▶

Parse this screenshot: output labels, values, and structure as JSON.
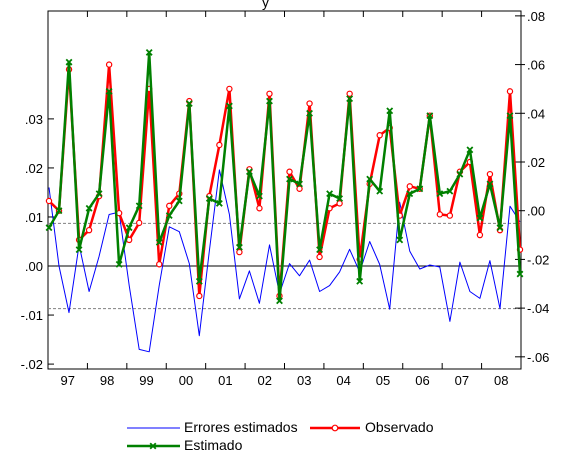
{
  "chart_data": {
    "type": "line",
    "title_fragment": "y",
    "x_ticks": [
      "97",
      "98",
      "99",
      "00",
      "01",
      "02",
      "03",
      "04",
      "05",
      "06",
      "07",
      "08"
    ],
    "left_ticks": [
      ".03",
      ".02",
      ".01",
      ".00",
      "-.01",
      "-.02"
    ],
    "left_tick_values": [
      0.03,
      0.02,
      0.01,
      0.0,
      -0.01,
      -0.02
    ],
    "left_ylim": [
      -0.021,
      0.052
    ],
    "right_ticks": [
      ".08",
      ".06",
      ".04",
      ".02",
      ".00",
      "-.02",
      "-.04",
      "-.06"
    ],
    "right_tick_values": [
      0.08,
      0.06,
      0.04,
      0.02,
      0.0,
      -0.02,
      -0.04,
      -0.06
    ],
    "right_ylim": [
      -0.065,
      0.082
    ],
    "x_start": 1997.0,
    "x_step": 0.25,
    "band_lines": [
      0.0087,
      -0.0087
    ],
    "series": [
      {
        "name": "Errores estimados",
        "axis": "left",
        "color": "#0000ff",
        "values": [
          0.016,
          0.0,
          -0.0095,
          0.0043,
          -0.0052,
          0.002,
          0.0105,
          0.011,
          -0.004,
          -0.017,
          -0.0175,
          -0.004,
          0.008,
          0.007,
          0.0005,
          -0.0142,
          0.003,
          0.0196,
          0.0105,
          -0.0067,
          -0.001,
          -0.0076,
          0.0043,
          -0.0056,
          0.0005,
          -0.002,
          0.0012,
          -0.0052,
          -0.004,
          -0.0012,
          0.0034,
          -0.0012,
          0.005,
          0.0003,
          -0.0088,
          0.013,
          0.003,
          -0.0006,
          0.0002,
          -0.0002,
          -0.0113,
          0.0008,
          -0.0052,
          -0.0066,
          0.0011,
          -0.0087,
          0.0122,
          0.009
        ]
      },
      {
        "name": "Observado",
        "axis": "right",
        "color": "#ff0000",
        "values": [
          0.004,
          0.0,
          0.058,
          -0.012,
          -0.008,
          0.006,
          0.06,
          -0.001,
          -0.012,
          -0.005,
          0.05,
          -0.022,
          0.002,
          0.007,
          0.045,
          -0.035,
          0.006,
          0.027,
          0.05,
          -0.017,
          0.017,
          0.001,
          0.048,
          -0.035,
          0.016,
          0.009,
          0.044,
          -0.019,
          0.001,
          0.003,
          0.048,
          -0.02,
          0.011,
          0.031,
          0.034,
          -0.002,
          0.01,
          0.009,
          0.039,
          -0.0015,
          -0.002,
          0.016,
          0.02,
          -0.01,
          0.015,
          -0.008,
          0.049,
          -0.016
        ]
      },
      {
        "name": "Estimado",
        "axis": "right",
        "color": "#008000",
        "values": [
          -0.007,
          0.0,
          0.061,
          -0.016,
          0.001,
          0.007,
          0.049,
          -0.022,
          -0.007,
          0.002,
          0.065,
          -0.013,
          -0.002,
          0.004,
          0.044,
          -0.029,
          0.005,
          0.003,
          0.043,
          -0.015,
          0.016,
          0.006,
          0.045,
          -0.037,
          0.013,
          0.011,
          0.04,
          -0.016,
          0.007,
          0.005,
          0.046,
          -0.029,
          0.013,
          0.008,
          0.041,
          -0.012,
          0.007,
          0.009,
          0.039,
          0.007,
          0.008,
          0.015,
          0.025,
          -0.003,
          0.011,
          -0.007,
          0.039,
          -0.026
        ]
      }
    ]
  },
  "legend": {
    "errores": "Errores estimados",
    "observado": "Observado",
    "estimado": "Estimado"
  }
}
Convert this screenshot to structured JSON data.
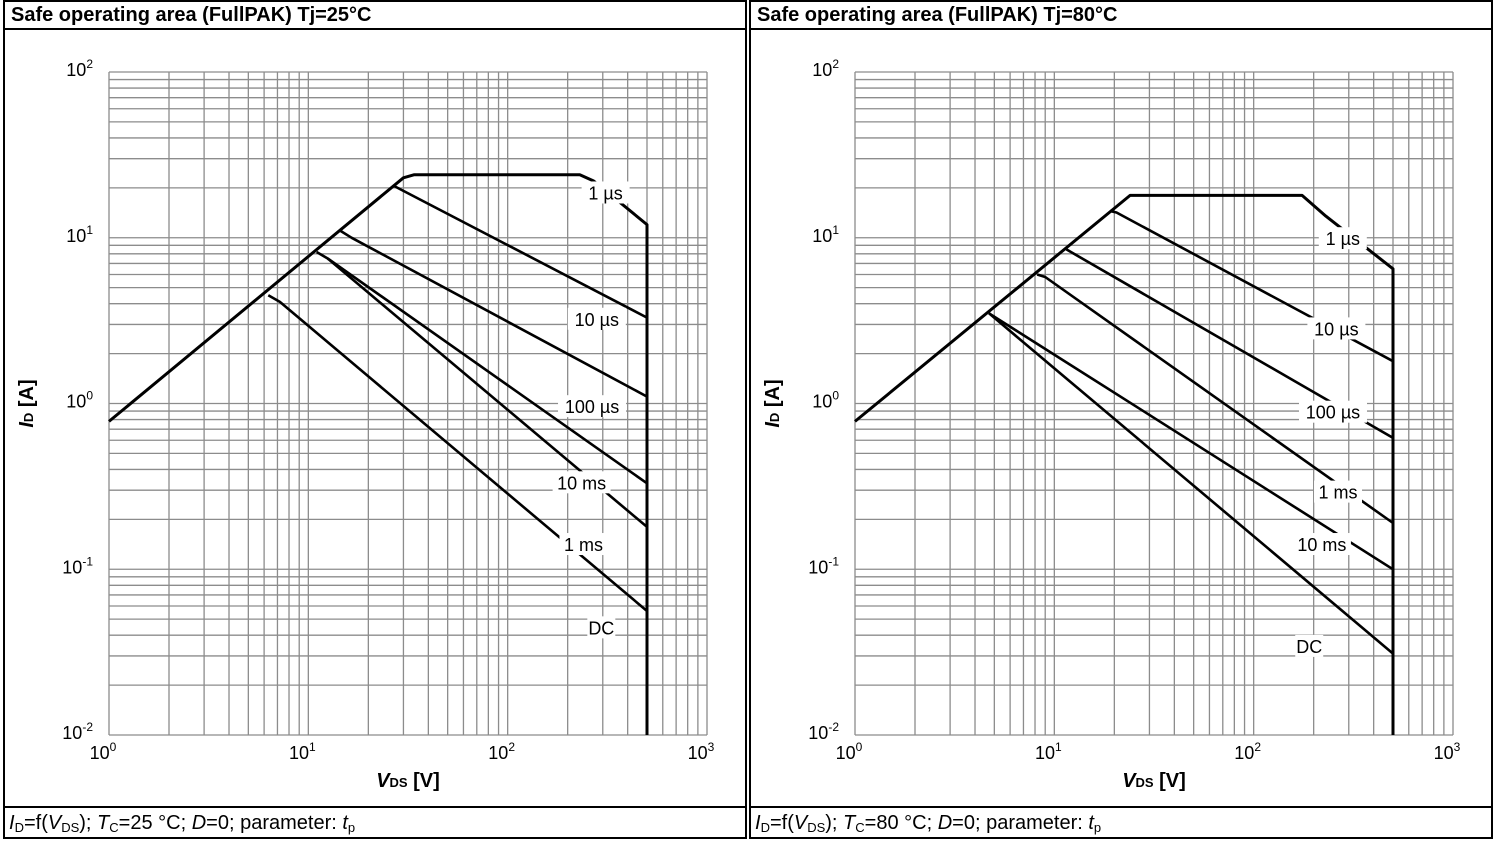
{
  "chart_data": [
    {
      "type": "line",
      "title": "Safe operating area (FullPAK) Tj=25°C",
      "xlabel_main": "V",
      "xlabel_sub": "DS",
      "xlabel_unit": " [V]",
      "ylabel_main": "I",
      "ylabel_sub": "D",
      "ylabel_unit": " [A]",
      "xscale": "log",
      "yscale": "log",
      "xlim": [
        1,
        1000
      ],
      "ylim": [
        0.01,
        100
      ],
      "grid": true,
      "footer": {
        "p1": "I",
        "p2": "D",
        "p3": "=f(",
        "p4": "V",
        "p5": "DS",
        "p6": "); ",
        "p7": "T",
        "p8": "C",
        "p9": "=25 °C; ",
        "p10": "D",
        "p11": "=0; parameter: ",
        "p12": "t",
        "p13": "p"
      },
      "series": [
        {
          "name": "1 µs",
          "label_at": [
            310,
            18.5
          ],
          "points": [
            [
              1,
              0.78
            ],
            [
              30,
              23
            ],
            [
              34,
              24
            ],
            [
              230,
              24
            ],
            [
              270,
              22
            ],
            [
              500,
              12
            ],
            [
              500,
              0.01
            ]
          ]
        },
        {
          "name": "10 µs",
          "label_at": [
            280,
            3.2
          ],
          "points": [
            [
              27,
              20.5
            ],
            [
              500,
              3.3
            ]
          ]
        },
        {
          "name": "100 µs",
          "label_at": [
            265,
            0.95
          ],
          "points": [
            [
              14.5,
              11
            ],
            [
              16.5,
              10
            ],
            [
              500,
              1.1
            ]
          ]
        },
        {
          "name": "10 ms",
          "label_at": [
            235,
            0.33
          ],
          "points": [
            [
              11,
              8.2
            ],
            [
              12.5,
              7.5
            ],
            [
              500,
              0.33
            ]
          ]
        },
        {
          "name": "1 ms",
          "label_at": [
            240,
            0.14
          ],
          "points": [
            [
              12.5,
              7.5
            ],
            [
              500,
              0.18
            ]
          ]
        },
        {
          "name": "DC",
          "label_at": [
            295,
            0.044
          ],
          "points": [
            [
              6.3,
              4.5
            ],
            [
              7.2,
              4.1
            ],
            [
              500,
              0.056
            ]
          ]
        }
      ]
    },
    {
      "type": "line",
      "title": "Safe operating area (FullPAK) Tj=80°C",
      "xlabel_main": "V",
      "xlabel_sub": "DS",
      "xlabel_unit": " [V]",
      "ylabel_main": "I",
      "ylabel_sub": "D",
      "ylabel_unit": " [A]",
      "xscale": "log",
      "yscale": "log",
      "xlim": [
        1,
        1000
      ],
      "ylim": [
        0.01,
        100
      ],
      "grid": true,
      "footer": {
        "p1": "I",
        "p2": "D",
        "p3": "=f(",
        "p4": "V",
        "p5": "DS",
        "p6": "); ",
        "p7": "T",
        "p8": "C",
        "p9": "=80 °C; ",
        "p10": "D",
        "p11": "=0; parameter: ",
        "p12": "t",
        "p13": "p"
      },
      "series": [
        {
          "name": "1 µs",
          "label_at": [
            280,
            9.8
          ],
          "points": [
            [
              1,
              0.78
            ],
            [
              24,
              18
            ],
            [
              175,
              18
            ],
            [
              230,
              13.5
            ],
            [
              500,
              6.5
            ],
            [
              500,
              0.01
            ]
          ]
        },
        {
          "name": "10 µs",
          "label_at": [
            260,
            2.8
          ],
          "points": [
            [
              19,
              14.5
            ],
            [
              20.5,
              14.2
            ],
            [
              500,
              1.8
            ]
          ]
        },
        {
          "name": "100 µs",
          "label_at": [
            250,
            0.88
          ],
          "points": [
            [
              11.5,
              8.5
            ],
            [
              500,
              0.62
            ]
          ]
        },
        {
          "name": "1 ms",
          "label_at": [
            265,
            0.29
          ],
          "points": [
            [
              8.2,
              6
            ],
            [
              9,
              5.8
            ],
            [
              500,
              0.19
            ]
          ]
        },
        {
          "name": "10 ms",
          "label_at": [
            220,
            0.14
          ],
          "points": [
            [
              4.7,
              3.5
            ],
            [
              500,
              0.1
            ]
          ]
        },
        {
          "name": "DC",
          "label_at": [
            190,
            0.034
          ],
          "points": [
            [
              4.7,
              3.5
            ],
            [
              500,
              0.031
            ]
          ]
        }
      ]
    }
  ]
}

◀
▶

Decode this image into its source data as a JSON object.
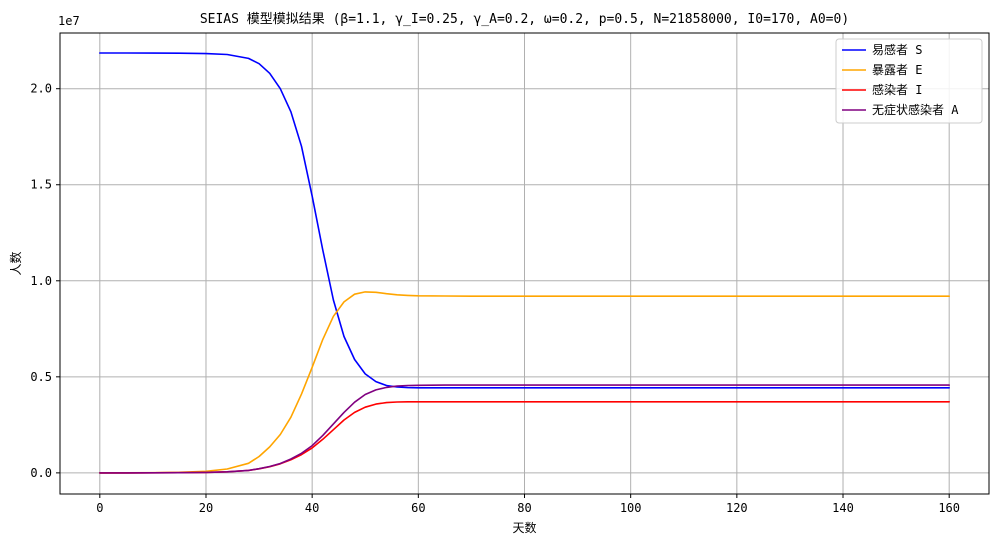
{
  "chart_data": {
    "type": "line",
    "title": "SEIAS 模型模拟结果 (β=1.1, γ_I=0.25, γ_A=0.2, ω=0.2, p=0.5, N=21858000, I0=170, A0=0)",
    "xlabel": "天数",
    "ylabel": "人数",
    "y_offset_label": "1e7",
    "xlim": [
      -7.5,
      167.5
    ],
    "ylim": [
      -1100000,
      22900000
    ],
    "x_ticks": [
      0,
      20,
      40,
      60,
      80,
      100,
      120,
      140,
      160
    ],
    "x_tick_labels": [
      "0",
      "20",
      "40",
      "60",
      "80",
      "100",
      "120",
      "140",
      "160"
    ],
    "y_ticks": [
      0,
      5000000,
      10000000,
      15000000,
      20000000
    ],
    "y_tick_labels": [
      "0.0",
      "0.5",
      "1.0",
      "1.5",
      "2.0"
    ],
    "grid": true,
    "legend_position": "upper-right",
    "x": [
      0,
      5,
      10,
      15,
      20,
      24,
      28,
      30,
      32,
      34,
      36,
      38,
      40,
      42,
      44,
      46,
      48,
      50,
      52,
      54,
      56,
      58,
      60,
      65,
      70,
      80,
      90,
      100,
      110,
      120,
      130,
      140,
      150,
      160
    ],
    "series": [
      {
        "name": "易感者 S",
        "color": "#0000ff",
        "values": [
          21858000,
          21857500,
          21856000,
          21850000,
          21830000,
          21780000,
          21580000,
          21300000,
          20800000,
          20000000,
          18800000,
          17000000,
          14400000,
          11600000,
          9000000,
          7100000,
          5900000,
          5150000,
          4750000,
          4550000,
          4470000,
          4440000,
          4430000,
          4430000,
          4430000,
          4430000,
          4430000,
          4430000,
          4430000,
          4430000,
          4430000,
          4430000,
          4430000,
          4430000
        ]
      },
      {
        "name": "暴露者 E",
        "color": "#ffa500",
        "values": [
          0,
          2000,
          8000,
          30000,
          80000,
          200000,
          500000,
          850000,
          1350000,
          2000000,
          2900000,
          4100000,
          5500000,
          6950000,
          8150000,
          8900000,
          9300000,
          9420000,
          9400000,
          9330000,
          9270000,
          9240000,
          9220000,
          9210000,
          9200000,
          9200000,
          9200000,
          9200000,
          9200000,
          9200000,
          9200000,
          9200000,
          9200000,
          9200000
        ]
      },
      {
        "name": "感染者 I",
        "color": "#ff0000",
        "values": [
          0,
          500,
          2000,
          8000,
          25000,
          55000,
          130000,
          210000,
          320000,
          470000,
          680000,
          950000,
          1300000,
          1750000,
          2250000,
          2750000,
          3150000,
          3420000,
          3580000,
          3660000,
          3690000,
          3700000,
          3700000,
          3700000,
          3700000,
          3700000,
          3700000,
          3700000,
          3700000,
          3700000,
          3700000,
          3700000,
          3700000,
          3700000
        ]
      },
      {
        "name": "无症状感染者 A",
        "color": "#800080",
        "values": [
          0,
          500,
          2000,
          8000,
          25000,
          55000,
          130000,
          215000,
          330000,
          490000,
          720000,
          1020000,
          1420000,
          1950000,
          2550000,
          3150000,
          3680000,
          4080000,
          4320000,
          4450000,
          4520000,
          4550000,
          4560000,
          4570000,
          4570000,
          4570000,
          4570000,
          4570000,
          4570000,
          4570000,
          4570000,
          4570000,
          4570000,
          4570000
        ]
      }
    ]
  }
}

◀
▶

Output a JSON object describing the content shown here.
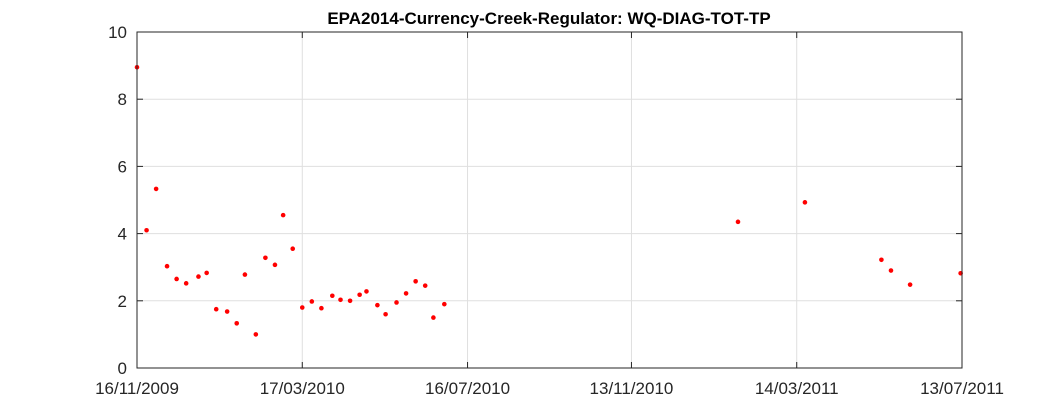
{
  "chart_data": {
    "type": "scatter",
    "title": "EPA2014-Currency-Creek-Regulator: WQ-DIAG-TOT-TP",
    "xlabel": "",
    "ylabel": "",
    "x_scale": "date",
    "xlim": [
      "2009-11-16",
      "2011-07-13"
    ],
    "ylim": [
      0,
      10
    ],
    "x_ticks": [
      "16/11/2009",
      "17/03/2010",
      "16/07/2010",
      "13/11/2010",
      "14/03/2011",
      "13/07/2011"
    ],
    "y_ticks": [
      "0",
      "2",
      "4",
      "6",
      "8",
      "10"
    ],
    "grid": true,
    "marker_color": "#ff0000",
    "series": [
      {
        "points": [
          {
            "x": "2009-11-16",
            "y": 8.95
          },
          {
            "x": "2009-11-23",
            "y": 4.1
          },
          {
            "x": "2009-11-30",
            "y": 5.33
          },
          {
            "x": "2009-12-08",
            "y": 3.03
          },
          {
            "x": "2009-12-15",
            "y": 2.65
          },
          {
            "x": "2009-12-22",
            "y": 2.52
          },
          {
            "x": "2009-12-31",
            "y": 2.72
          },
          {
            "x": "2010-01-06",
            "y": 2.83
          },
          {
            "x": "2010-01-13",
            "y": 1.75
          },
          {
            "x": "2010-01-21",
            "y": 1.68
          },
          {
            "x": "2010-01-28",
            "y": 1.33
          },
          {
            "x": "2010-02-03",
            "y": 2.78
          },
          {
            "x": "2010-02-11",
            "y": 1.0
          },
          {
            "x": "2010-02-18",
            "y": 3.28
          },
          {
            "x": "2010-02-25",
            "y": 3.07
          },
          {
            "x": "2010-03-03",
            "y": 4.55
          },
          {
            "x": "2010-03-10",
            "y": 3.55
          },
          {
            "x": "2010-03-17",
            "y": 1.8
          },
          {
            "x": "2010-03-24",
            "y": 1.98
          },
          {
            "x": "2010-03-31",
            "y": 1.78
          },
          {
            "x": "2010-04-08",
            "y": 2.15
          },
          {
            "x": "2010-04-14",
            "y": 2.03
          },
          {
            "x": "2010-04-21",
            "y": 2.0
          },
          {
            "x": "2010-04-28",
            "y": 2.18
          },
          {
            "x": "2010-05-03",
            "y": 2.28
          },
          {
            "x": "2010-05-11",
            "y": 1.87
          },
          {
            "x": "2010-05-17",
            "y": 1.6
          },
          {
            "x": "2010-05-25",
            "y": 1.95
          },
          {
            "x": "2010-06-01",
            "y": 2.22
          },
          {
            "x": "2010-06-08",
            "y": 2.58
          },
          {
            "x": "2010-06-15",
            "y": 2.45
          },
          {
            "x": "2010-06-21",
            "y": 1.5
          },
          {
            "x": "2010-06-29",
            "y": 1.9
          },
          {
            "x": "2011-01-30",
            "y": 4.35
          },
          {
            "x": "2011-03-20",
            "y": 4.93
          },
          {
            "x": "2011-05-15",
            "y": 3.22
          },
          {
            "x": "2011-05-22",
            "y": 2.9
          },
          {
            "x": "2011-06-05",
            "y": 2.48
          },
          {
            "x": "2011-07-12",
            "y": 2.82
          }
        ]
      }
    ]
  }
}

◀

[What you should do]: Pull out every line above that holds the word "FullPAK".

[Expected answer]:
      "title": "Safe operating area (FullPAK) Tj=25°C",
      "title": "Safe operating area (FullPAK) Tj=80°C",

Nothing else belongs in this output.